**SELECTED TEXT**
○ ○ ○ ○ ○ ○ ○
February 3, 2021
WARNING: GRAPHIC CONTENTAustralian Liberal and Labor senators have accused the Chinese Communist Party of unspeakable human rights abuses after first-hand accounts of systematic rape, sexual abuse and torture in Uighur detention camps in China were aired by the BBC.
The rare testimony, including from a former prison guard, is likely to lead to further scrutiny of the party’s practices in Xinjiang, which the US government has labelled genocide. Beijing has accused the United States and its allies of interfering in its internal affairs and dismissed the genocide claims as baseless.
One Uighur woman, Tursunay Ziawudun, who spent nine months in detention and now lives in the US, said she was raped by groups of masked Chinese men and had an electrified stick inserted into her. Another, Qelbinur Sedik, an Uzbek woman who was a Chinese language teacher at one of the camps, said there were “four kinds of electric shock” — “the chair, the glove, the helmet, and anal rape with a stick”.
“The screams echoed throughout the building,” she told the BBC. “I could hear them during lunch and sometimes when I was in class.”Gulzira Auelkhan, a Kazakh who was also detained for 18 months, said her job was to remove the clothes of young Uighur women chosen and paid for by Chinese men and handcuff them so they could not move. “Then I would leave the women in the room and a man would enter — some Chinese man from outside or policeman. I sat silently next to the door, and when the man left the room I took the woman for a shower,” she said.
An estimated 1 million Uighurs have been held in what the Chinese government claims are “re-education camps” over the past decade.
○ ○ ○ ○ ○ ○ ○
**GIVEN ENTRIES**
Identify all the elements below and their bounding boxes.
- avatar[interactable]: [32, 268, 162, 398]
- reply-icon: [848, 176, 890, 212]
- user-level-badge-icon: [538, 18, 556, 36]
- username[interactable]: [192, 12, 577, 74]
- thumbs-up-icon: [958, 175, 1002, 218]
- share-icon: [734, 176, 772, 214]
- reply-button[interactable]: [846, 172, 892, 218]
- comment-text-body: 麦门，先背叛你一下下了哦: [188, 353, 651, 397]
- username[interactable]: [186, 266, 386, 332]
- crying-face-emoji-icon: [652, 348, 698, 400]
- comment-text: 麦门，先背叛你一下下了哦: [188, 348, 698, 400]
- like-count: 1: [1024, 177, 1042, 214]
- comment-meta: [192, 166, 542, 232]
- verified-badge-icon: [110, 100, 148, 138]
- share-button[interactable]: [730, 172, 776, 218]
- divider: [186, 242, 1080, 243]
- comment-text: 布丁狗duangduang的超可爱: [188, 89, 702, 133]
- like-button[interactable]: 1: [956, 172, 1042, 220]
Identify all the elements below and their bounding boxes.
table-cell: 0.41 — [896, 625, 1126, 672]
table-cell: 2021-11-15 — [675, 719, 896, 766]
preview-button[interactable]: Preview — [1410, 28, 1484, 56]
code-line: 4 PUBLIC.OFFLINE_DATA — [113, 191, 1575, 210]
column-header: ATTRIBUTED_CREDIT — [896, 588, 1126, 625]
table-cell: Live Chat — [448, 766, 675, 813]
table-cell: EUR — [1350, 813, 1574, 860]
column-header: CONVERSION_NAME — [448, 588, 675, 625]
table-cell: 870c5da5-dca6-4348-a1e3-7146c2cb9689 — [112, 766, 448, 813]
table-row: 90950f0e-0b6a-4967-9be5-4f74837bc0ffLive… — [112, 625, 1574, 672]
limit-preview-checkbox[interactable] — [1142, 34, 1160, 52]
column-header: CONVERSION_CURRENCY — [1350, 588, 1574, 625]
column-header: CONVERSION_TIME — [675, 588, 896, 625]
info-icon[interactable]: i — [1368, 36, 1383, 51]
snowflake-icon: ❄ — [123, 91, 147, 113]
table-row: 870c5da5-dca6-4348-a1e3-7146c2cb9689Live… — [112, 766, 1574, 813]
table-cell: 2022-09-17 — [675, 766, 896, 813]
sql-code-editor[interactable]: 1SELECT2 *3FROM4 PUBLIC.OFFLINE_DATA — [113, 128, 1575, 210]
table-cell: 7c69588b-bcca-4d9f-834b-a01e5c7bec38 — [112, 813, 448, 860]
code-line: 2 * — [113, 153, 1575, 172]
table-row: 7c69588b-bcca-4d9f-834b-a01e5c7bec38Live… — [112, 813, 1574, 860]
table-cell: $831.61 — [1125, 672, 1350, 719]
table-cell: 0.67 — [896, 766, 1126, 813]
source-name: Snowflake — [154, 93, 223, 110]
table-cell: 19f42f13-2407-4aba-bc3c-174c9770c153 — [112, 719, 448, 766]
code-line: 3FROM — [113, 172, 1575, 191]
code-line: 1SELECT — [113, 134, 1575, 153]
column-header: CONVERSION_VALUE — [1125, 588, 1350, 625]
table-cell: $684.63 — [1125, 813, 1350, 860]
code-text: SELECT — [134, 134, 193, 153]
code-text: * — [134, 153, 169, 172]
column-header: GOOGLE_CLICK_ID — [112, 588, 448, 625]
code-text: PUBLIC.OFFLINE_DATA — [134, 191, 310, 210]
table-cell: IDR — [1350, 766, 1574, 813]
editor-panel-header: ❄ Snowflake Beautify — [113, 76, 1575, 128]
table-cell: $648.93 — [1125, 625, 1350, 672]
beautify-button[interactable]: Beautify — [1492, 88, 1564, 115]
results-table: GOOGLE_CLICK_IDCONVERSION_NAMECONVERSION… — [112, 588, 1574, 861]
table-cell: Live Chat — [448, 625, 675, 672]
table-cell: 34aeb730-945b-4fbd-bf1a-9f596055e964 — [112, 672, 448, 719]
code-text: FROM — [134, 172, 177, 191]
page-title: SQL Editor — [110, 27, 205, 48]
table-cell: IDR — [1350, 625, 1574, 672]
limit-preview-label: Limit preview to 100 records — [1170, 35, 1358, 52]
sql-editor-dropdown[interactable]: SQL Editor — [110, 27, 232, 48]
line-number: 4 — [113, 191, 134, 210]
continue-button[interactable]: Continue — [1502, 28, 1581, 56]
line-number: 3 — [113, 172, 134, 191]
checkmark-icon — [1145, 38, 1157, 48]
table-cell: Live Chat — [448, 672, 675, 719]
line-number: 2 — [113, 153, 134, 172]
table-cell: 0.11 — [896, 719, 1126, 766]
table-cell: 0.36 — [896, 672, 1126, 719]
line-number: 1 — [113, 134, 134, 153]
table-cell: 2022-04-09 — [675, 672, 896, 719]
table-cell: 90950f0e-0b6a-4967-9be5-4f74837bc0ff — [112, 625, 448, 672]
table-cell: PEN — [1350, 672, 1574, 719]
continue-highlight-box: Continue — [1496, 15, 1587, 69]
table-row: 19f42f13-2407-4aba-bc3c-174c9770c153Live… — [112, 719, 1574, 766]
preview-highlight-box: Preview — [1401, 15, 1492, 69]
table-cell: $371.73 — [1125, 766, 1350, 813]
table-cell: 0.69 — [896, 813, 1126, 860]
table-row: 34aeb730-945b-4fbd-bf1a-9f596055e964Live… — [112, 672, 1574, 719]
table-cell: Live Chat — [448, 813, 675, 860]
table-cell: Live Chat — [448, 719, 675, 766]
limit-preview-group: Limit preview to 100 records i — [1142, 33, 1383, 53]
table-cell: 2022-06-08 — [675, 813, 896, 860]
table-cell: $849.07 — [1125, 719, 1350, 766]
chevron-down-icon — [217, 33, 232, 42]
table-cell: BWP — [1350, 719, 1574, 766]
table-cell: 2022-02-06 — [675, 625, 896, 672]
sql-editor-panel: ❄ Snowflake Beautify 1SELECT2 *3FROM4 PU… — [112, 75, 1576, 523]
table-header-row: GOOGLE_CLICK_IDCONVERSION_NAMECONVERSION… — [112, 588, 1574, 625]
○ ○ ○ ○ ○ ○ ○
**WORK ORDER A**
In the article on the Uighur detention camps, rewrite the passage from "The rare testimony, including" up to and including "claims as baseless.", substituting "China's government" for "Beijing".
**WORK ORDER B**
Which people are named in the article on the Uighur detention camps?

**YOUR RESPONSE A**
The rare testimony, including from a former prison guard, is likely to lead to further scrutiny of the party’s practices in Xinjiang, which the US government has labelled genocide. China's government has accused the United States and its allies of interfering in its internal affairs and dismissed the genocide claims as baseless.

**YOUR RESPONSE B**
Tursunay Ziawudun, Qelbinur Sedik, Gulzira Auelkhan